(Data records)

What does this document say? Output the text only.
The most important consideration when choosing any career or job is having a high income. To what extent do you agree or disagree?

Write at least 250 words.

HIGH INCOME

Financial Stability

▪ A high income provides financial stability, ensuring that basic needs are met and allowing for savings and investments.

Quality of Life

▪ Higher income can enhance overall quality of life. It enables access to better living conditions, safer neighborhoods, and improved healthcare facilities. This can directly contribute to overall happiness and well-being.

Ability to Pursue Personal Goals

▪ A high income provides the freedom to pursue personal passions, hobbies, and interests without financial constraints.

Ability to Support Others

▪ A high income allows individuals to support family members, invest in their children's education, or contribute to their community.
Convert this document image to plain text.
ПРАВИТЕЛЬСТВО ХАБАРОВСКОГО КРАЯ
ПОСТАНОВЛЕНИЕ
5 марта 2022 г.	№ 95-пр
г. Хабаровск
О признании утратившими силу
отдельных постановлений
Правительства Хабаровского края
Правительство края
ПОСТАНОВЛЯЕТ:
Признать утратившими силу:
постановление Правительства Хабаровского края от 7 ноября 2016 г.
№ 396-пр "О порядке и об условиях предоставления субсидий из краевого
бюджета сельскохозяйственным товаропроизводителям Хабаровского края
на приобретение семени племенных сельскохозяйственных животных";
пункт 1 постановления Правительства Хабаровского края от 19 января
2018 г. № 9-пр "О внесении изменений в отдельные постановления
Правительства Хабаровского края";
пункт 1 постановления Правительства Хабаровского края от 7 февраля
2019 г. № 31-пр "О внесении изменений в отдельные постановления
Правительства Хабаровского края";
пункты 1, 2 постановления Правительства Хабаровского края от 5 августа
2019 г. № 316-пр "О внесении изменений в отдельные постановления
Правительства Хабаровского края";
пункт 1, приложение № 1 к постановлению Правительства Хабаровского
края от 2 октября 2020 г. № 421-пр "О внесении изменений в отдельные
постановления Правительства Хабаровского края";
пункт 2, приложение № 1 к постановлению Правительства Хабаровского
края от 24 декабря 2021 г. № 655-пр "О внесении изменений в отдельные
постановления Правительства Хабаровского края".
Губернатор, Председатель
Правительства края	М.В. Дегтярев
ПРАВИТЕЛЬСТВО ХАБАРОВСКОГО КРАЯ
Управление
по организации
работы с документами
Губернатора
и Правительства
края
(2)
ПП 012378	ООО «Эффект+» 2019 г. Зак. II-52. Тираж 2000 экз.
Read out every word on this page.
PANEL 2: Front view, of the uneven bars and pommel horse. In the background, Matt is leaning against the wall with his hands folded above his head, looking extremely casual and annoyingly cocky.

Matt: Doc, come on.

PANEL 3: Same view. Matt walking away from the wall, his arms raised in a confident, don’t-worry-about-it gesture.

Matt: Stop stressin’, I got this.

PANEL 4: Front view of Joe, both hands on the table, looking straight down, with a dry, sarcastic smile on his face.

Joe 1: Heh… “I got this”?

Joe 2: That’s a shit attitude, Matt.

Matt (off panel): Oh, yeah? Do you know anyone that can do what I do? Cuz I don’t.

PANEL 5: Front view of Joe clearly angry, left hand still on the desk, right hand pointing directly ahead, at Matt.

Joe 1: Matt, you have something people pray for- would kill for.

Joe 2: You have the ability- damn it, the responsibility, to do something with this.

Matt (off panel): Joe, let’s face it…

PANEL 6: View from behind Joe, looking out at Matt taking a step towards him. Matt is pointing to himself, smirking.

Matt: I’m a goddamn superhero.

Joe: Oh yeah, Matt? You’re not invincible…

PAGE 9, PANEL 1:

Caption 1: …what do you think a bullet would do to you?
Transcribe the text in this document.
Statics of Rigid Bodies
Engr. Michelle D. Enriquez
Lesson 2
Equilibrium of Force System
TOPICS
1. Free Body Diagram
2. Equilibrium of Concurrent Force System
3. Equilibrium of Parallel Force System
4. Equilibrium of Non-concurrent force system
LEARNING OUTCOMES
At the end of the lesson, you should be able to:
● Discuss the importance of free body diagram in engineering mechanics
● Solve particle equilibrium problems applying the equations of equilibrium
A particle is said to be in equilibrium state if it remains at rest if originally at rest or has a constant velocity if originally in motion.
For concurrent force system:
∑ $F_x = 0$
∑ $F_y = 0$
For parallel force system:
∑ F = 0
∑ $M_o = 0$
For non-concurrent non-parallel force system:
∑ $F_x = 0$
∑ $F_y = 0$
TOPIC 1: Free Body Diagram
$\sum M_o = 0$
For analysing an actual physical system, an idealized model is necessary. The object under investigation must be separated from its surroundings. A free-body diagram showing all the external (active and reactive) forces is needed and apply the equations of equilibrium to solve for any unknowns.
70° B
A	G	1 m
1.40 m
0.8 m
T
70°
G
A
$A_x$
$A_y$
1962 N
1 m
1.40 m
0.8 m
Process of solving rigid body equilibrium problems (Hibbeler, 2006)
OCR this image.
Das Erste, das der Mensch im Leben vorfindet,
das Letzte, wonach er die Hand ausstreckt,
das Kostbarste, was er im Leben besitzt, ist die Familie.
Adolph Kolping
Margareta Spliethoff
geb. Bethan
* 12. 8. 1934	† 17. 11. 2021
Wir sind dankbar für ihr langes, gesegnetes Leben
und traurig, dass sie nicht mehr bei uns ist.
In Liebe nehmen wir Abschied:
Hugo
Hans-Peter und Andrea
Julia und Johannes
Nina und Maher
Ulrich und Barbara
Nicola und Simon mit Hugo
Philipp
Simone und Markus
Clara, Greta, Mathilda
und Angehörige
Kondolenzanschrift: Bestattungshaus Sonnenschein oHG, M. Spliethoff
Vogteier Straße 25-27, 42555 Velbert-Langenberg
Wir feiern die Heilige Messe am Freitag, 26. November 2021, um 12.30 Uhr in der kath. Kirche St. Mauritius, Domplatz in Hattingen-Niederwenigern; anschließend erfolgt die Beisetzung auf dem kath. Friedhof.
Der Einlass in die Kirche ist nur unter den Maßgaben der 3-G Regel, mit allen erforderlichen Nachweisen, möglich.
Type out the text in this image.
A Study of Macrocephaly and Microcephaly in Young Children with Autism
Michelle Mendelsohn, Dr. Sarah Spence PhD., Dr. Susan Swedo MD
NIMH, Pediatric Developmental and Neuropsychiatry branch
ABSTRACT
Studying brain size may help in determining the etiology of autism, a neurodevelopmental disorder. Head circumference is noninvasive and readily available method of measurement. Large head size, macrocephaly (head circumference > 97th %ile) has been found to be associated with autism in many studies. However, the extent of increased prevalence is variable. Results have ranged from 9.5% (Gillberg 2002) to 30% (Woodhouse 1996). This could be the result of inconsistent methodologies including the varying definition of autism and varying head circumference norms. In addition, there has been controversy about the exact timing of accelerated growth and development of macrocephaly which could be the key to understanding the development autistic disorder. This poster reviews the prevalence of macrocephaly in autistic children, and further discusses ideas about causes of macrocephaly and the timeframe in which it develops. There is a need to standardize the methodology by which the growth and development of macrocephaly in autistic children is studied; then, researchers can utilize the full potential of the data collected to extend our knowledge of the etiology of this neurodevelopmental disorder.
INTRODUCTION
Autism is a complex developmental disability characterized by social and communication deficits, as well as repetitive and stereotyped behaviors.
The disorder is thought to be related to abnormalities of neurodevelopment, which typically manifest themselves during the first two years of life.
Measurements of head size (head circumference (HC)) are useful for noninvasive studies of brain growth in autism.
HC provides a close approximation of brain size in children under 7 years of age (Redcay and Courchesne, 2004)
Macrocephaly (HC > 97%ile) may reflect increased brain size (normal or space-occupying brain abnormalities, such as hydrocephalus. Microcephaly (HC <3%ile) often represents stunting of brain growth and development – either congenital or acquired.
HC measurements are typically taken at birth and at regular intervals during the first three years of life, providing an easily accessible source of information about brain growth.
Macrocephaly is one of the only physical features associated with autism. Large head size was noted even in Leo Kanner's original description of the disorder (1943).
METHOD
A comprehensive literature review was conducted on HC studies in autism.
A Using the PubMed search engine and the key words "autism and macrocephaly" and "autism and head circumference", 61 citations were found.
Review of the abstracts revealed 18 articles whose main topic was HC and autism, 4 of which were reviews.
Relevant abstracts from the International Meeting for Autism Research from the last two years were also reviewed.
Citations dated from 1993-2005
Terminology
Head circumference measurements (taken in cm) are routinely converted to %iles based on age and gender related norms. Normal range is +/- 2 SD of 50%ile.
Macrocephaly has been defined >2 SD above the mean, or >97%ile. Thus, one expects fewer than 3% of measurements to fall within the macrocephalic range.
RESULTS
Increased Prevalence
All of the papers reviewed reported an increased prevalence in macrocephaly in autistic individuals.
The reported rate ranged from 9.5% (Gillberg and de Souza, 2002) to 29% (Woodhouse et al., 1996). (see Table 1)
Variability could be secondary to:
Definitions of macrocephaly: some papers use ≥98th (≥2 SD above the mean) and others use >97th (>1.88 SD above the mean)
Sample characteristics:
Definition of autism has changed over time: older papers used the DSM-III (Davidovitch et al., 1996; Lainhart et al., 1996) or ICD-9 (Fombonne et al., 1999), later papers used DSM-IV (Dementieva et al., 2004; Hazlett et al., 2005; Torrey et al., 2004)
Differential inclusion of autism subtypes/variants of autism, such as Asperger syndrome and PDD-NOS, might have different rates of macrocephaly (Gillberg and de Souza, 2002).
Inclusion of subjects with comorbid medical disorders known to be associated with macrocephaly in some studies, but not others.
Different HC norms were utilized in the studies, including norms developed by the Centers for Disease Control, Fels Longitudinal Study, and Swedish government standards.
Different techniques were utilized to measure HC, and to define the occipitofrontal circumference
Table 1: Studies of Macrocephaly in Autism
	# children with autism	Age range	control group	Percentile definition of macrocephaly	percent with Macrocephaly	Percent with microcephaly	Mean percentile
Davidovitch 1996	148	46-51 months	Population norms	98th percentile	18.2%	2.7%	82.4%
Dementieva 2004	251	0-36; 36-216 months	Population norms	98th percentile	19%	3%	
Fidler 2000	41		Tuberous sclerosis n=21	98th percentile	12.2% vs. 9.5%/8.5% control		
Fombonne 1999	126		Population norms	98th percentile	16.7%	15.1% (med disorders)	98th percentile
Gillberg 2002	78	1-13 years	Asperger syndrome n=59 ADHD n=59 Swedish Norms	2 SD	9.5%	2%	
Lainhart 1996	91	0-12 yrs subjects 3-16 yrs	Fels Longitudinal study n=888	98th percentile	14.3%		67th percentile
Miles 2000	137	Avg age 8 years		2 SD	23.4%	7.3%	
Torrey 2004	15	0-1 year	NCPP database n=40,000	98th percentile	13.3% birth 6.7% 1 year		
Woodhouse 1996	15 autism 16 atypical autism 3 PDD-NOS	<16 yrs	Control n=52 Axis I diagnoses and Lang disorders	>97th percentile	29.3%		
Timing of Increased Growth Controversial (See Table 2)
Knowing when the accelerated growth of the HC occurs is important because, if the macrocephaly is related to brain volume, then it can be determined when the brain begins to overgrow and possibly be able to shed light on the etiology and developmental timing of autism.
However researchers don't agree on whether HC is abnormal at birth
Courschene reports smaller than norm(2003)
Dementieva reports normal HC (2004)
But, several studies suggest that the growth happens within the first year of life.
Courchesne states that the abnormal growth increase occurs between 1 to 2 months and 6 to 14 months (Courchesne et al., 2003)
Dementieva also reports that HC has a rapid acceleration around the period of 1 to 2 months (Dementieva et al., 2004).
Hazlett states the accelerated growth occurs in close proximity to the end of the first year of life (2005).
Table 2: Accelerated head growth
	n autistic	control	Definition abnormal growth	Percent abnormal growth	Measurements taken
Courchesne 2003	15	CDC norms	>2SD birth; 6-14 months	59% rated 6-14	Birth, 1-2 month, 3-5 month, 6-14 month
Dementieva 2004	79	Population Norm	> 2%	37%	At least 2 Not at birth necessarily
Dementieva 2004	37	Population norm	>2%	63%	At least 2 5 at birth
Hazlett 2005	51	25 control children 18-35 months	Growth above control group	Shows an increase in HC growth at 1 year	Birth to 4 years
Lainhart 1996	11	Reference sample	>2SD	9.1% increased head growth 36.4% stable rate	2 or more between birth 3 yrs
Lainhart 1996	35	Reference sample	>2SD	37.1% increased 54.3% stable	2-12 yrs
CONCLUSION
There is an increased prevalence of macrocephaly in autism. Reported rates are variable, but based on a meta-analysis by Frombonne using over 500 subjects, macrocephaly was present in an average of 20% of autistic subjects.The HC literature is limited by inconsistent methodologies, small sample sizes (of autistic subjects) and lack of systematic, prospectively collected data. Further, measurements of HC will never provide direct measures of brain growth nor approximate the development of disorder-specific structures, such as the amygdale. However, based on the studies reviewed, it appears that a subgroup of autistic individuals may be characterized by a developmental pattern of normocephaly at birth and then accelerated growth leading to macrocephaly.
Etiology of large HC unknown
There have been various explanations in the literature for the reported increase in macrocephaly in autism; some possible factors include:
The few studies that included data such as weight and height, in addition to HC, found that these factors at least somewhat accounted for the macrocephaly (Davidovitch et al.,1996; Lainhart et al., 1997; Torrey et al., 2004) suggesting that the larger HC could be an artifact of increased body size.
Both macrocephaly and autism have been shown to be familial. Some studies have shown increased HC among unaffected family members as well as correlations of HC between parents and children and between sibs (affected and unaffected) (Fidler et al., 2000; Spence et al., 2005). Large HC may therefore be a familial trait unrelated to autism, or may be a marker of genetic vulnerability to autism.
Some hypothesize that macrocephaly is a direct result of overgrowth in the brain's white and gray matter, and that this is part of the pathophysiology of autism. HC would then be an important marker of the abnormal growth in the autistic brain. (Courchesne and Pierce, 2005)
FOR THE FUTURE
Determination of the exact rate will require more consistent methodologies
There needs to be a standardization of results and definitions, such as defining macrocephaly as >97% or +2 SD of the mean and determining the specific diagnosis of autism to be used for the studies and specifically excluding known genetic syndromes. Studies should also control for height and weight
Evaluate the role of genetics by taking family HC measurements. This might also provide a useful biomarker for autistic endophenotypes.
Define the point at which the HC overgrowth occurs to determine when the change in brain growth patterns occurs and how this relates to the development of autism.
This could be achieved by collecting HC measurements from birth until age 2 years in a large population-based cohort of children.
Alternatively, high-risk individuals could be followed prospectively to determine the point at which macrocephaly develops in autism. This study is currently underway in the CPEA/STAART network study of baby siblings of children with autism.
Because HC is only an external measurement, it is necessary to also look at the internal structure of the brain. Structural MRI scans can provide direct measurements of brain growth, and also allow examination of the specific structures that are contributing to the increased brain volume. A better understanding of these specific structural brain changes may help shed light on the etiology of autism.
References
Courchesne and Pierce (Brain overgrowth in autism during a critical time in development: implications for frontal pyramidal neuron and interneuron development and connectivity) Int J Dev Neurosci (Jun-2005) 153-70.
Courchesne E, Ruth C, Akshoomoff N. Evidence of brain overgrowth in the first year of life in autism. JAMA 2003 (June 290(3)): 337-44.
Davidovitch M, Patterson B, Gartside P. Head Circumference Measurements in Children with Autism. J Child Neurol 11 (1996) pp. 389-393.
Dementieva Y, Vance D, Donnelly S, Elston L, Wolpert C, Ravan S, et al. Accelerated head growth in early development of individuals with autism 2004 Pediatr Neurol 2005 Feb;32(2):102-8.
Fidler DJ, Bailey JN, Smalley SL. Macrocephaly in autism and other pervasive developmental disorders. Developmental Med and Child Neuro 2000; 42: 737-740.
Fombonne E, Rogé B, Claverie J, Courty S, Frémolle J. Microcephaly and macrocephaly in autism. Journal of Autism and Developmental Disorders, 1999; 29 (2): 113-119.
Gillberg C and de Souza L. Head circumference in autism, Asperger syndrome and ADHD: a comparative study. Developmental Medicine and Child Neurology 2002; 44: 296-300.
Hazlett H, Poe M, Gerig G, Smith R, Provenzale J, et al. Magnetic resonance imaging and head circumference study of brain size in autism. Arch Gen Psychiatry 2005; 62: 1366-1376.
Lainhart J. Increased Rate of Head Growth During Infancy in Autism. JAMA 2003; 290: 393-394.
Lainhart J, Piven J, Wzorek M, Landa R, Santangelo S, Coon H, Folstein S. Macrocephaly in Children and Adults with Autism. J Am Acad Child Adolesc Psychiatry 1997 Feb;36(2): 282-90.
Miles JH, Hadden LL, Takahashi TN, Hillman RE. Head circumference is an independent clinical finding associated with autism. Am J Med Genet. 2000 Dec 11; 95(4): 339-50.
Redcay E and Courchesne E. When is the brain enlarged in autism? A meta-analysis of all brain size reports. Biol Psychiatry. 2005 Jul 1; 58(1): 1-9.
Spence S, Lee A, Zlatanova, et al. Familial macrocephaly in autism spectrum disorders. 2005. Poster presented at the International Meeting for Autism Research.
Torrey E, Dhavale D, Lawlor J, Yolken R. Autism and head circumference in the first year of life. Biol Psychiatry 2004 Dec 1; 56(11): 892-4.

#### Directive
Find all the lines containing "Biol" in the material, then copy them.

#### Exercise answer
Redcay E and Courchesne E. When is the brain enlarged in autism? A meta-analysis of all brain size reports. Biol Psychiatry. 2005 Jul 1; 58(1): 1-9.
Torrey E, Dhavale D, Lawlor J, Yolken R. Autism and head circumference in the first year of life. Biol Psychiatry 2004 Dec 1; 56(11): 892-4.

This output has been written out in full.